REQUIRED WORK:
Identify the lines that contain the string "Estate", then copy each of them.
+--
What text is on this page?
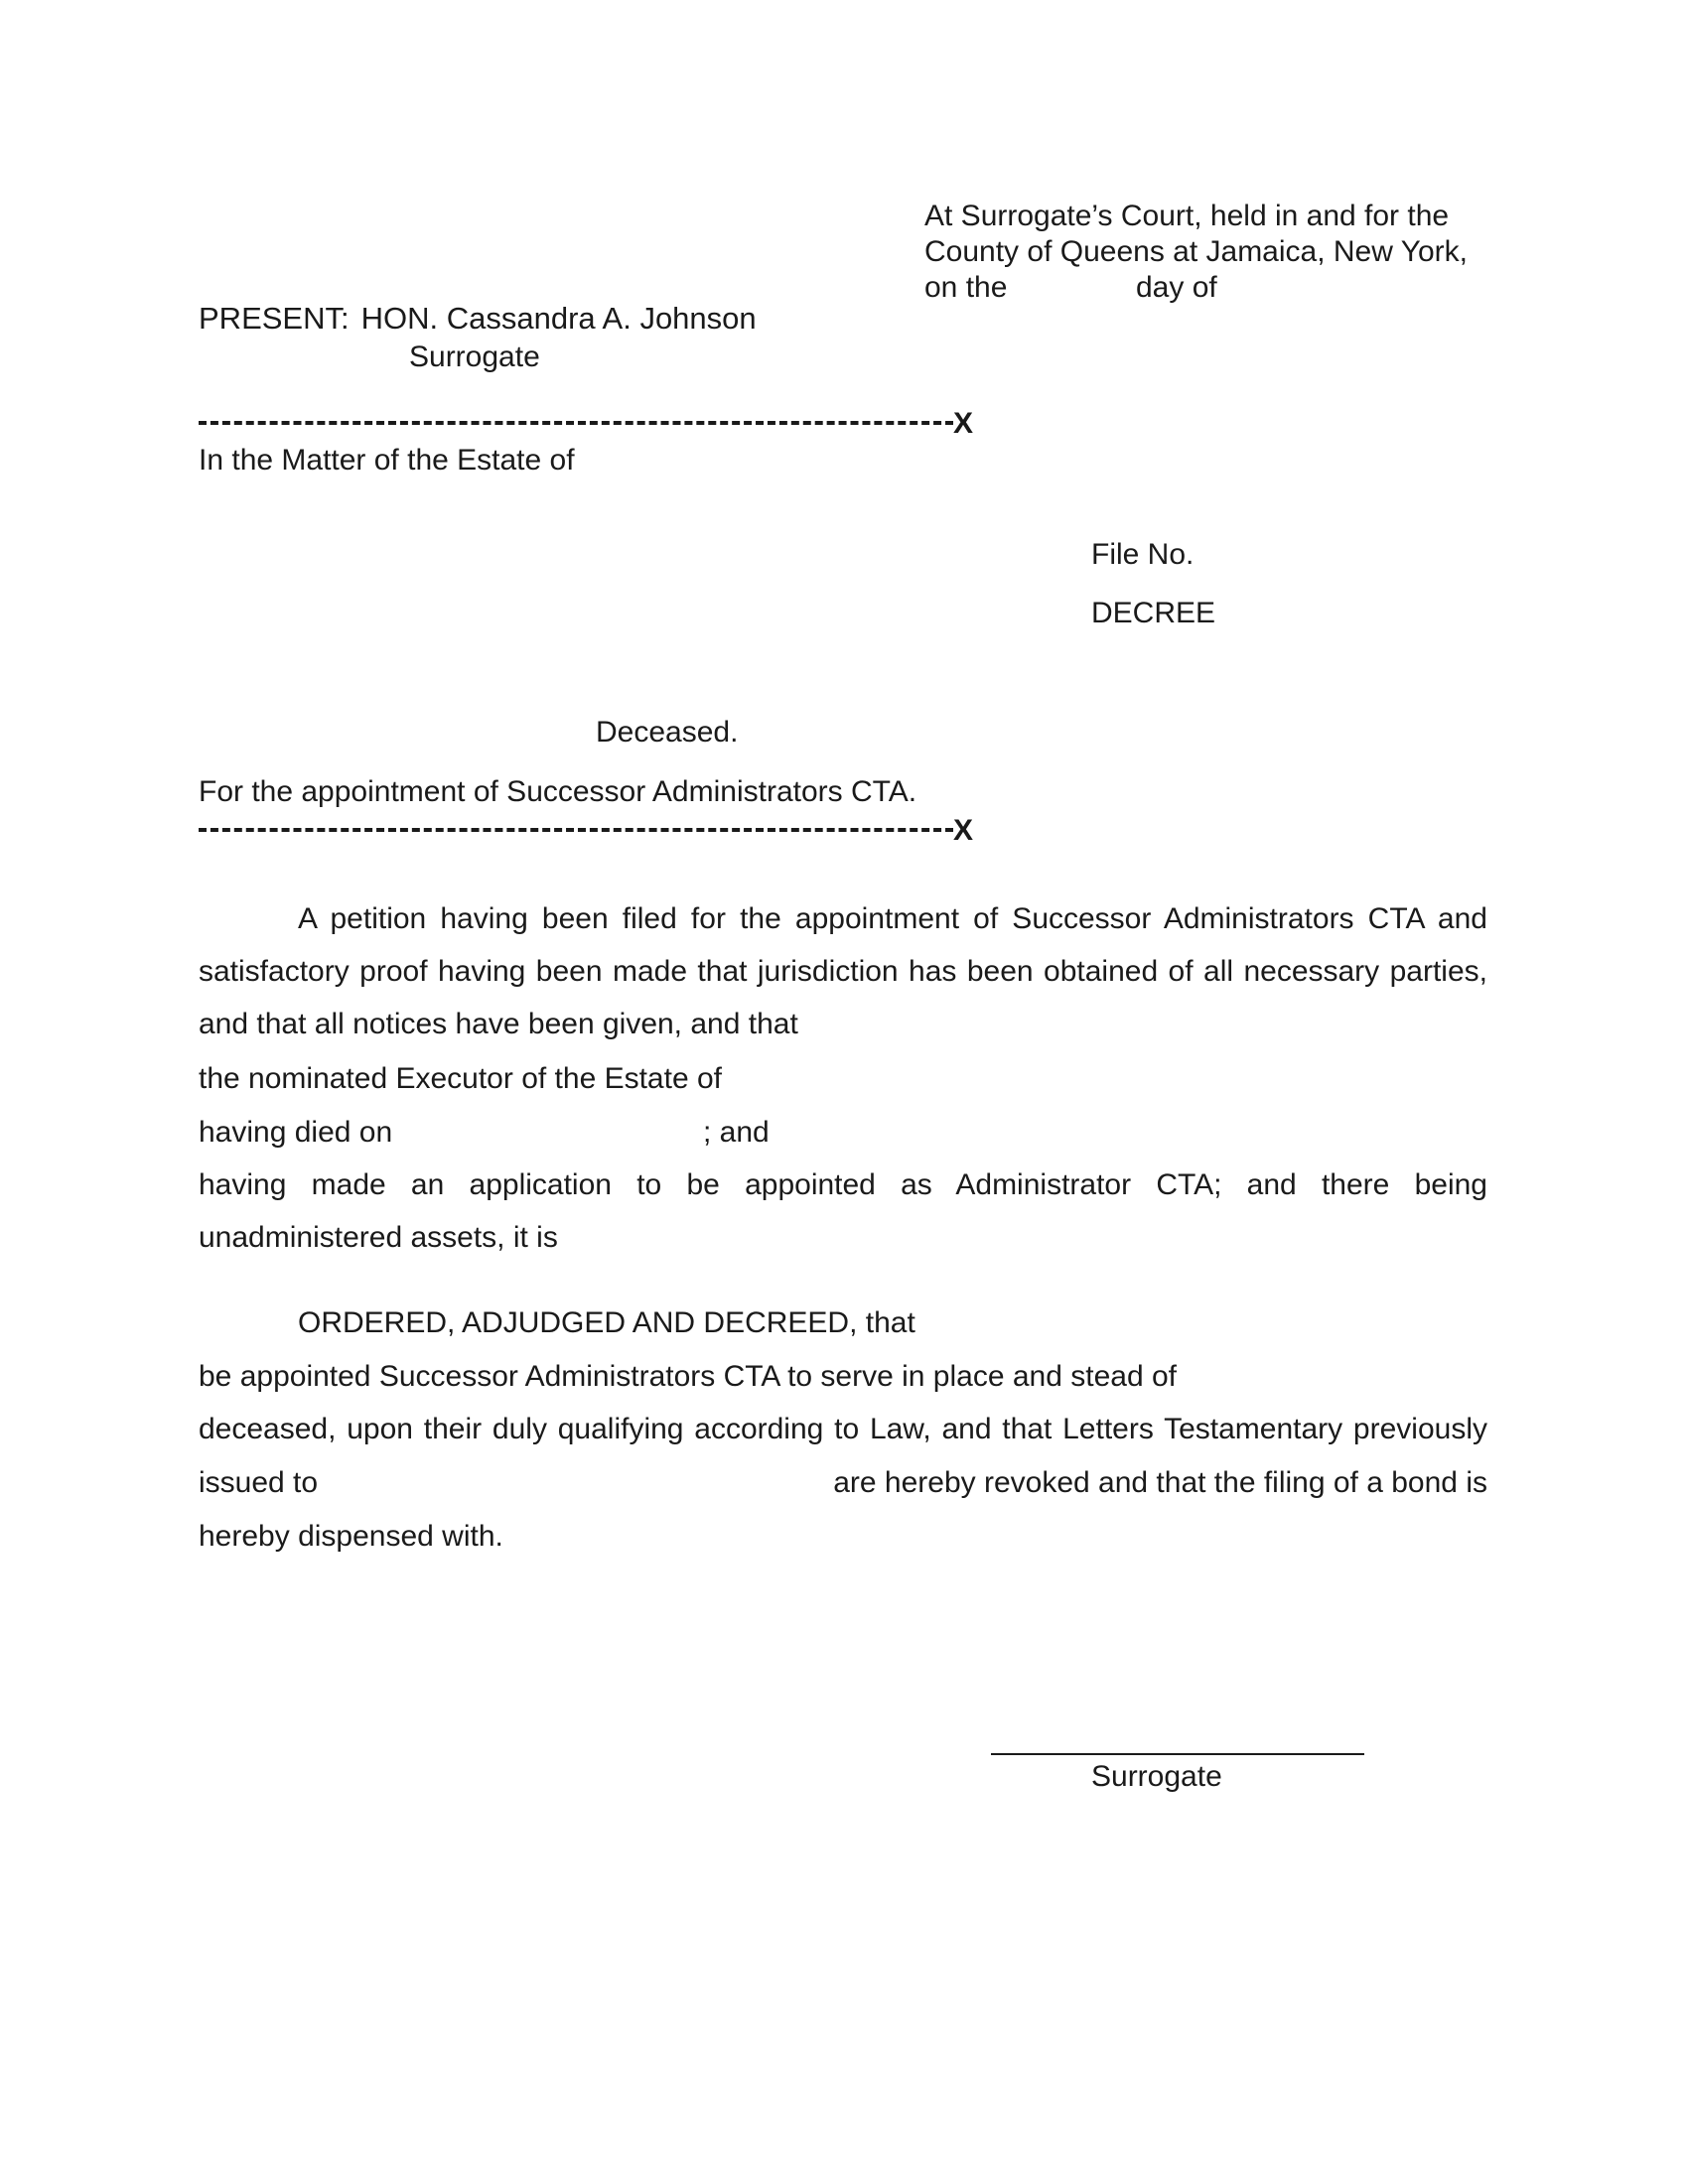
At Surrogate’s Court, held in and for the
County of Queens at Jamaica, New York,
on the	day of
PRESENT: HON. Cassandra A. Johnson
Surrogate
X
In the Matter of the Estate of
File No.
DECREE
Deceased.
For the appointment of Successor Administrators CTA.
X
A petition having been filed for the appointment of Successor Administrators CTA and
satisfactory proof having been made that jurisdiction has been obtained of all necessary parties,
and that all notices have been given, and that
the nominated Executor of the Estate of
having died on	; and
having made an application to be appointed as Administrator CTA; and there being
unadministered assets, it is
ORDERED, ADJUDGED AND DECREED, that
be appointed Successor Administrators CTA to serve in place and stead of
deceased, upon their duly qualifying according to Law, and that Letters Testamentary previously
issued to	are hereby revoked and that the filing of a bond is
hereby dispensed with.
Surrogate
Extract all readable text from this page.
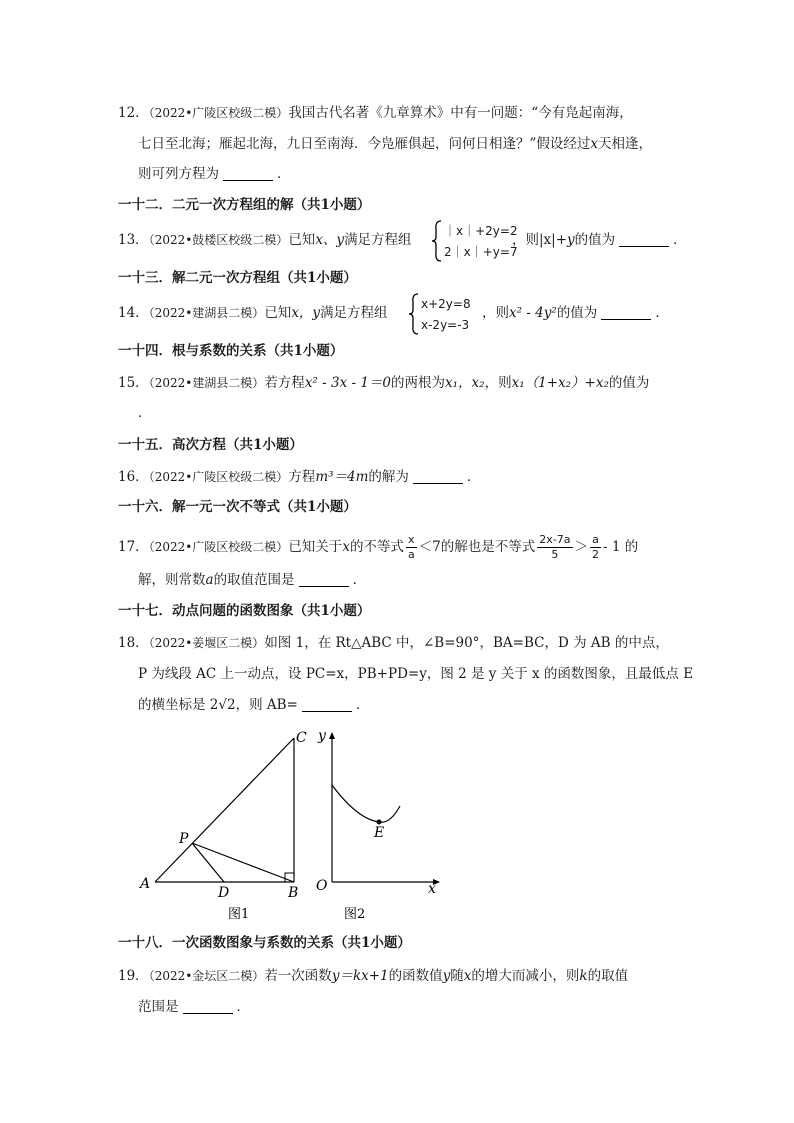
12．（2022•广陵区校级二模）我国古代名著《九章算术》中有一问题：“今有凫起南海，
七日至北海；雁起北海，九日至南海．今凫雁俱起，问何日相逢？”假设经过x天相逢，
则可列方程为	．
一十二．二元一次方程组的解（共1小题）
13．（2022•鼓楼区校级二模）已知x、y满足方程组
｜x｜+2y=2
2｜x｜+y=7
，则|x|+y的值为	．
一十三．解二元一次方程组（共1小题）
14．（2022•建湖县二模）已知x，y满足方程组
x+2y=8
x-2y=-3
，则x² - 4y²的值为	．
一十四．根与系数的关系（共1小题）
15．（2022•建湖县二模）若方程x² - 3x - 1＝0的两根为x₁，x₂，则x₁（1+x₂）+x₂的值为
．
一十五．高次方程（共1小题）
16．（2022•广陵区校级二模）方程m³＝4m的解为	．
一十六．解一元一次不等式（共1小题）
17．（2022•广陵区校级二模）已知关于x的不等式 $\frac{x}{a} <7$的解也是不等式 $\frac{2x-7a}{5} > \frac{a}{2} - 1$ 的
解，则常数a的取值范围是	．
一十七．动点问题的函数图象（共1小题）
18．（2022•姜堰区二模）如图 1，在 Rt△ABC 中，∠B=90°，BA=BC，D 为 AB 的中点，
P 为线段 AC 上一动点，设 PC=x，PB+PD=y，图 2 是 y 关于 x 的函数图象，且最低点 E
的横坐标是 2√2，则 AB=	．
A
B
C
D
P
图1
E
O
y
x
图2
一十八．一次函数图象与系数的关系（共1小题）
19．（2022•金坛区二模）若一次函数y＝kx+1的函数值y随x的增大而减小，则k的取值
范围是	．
+--
SOLUTION BELOW:
In the Matter of the Estate of
the nominated Executor of the Estate of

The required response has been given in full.